#### SHORT TASK:
Please return the full listing below without altering anything.

Entries taken from a collection:
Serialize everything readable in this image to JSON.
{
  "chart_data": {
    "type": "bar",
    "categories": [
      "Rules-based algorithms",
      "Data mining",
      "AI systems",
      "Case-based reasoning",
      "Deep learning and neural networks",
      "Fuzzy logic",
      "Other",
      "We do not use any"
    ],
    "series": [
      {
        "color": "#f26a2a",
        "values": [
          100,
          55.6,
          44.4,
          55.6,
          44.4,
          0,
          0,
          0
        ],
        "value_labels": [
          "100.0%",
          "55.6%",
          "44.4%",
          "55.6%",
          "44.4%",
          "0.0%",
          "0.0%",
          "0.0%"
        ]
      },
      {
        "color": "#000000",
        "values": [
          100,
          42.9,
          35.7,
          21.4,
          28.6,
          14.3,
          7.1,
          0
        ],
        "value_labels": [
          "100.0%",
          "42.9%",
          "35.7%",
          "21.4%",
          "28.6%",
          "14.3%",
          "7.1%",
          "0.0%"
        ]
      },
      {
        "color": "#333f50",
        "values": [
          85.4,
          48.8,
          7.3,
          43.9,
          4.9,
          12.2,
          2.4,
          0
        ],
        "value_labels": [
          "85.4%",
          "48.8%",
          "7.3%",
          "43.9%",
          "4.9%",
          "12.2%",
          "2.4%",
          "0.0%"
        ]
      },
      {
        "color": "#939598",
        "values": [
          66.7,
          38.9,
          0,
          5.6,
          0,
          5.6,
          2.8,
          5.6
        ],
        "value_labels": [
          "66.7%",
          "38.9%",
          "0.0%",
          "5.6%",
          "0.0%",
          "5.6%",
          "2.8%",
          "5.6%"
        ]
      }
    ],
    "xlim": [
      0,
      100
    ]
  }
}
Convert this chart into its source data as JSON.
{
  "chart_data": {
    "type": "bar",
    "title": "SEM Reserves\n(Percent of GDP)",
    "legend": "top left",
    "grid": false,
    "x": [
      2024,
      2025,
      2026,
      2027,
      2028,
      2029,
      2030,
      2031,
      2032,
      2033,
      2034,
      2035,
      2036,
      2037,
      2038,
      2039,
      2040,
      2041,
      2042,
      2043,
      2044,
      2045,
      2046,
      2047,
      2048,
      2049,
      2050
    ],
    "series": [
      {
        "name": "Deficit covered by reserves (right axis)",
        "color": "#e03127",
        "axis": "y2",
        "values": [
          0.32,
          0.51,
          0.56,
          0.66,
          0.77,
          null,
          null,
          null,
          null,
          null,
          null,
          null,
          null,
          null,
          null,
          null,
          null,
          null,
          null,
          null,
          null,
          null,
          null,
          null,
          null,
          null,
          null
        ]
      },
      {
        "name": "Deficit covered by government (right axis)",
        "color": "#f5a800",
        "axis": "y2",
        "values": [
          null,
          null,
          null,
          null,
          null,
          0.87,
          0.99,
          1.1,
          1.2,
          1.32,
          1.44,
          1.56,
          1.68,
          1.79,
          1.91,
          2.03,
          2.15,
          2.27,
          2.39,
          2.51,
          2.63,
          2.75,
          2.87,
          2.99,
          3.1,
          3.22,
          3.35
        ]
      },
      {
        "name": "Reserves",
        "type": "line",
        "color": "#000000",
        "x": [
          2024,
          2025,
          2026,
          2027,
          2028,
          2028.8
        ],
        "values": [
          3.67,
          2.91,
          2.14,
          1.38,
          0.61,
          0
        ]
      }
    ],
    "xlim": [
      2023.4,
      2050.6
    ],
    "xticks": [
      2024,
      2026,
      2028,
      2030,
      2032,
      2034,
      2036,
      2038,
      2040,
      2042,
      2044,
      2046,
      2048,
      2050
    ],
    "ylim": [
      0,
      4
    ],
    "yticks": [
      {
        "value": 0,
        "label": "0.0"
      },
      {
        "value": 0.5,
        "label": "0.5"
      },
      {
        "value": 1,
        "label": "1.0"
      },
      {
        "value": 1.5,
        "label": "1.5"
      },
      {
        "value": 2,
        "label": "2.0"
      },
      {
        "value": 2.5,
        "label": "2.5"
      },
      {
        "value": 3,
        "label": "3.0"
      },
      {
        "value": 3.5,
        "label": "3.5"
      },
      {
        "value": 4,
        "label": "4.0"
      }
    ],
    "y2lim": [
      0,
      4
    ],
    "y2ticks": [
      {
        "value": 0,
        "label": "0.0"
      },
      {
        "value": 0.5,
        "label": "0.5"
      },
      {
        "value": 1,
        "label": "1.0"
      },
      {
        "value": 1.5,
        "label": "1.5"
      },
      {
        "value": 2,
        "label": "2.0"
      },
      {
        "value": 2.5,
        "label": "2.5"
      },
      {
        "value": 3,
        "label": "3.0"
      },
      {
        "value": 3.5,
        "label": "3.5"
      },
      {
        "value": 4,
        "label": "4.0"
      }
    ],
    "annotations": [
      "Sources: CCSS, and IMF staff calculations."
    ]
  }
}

#### ANSWER TO THE TASK:
Serialize everything readable in this image to JSON.
{
  "chart_data": {
    "type": "bar",
    "categories": [
      "Rules-based algorithms",
      "Data mining",
      "AI systems",
      "Case-based reasoning",
      "Deep learning and neural networks",
      "Fuzzy logic",
      "Other",
      "We do not use any"
    ],
    "series": [
      {
        "color": "#f26a2a",
        "values": [
          100,
          55.6,
          44.4,
          55.6,
          44.4,
          0,
          0,
          0
        ],
        "value_labels": [
          "100.0%",
          "55.6%",
          "44.4%",
          "55.6%",
          "44.4%",
          "0.0%",
          "0.0%",
          "0.0%"
        ]
      },
      {
        "color": "#000000",
        "values": [
          100,
          42.9,
          35.7,
          21.4,
          28.6,
          14.3,
          7.1,
          0
        ],
        "value_labels": [
          "100.0%",
          "42.9%",
          "35.7%",
          "21.4%",
          "28.6%",
          "14.3%",
          "7.1%",
          "0.0%"
        ]
      },
      {
        "color": "#333f50",
        "values": [
          85.4,
          48.8,
          7.3,
          43.9,
          4.9,
          12.2,
          2.4,
          0
        ],
        "value_labels": [
          "85.4%",
          "48.8%",
          "7.3%",
          "43.9%",
          "4.9%",
          "12.2%",
          "2.4%",
          "0.0%"
        ]
      },
      {
        "color": "#939598",
        "values": [
          66.7,
          38.9,
          0,
          5.6,
          0,
          5.6,
          2.8,
          5.6
        ],
        "value_labels": [
          "66.7%",
          "38.9%",
          "0.0%",
          "5.6%",
          "0.0%",
          "5.6%",
          "2.8%",
          "5.6%"
        ]
      }
    ],
    "xlim": [
      0,
      100
    ]
  }
}
Convert this chart into its source data as JSON.
{
  "chart_data": {
    "type": "bar",
    "title": "SEM Reserves\n(Percent of GDP)",
    "legend": "top left",
    "grid": false,
    "x": [
      2024,
      2025,
      2026,
      2027,
      2028,
      2029,
      2030,
      2031,
      2032,
      2033,
      2034,
      2035,
      2036,
      2037,
      2038,
      2039,
      2040,
      2041,
      2042,
      2043,
      2044,
      2045,
      2046,
      2047,
      2048,
      2049,
      2050
    ],
    "series": [
      {
        "name": "Deficit covered by reserves (right axis)",
        "color": "#e03127",
        "axis": "y2",
        "values": [
          0.32,
          0.51,
          0.56,
          0.66,
          0.77,
          null,
          null,
          null,
          null,
          null,
          null,
          null,
          null,
          null,
          null,
          null,
          null,
          null,
          null,
          null,
          null,
          null,
          null,
          null,
          null,
          null,
          null
        ]
      },
      {
        "name": "Deficit covered by government (right axis)",
        "color": "#f5a800",
        "axis": "y2",
        "values": [
          null,
          null,
          null,
          null,
          null,
          0.87,
          0.99,
          1.1,
          1.2,
          1.32,
          1.44,
          1.56,
          1.68,
          1.79,
          1.91,
          2.03,
          2.15,
          2.27,
          2.39,
          2.51,
          2.63,
          2.75,
          2.87,
          2.99,
          3.1,
          3.22,
          3.35
        ]
      },
      {
        "name": "Reserves",
        "type": "line",
        "color": "#000000",
        "x": [
          2024,
          2025,
          2026,
          2027,
          2028,
          2028.8
        ],
        "values": [
          3.67,
          2.91,
          2.14,
          1.38,
          0.61,
          0
        ]
      }
    ],
    "xlim": [
      2023.4,
      2050.6
    ],
    "xticks": [
      2024,
      2026,
      2028,
      2030,
      2032,
      2034,
      2036,
      2038,
      2040,
      2042,
      2044,
      2046,
      2048,
      2050
    ],
    "ylim": [
      0,
      4
    ],
    "yticks": [
      {
        "value": 0,
        "label": "0.0"
      },
      {
        "value": 0.5,
        "label": "0.5"
      },
      {
        "value": 1,
        "label": "1.0"
      },
      {
        "value": 1.5,
        "label": "1.5"
      },
      {
        "value": 2,
        "label": "2.0"
      },
      {
        "value": 2.5,
        "label": "2.5"
      },
      {
        "value": 3,
        "label": "3.0"
      },
      {
        "value": 3.5,
        "label": "3.5"
      },
      {
        "value": 4,
        "label": "4.0"
      }
    ],
    "y2lim": [
      0,
      4
    ],
    "y2ticks": [
      {
        "value": 0,
        "label": "0.0"
      },
      {
        "value": 0.5,
        "label": "0.5"
      },
      {
        "value": 1,
        "label": "1.0"
      },
      {
        "value": 1.5,
        "label": "1.5"
      },
      {
        "value": 2,
        "label": "2.0"
      },
      {
        "value": 2.5,
        "label": "2.5"
      },
      {
        "value": 3,
        "label": "3.0"
      },
      {
        "value": 3.5,
        "label": "3.5"
      },
      {
        "value": 4,
        "label": "4.0"
      }
    ],
    "annotations": [
      "Sources: CCSS, and IMF staff calculations."
    ]
  }
}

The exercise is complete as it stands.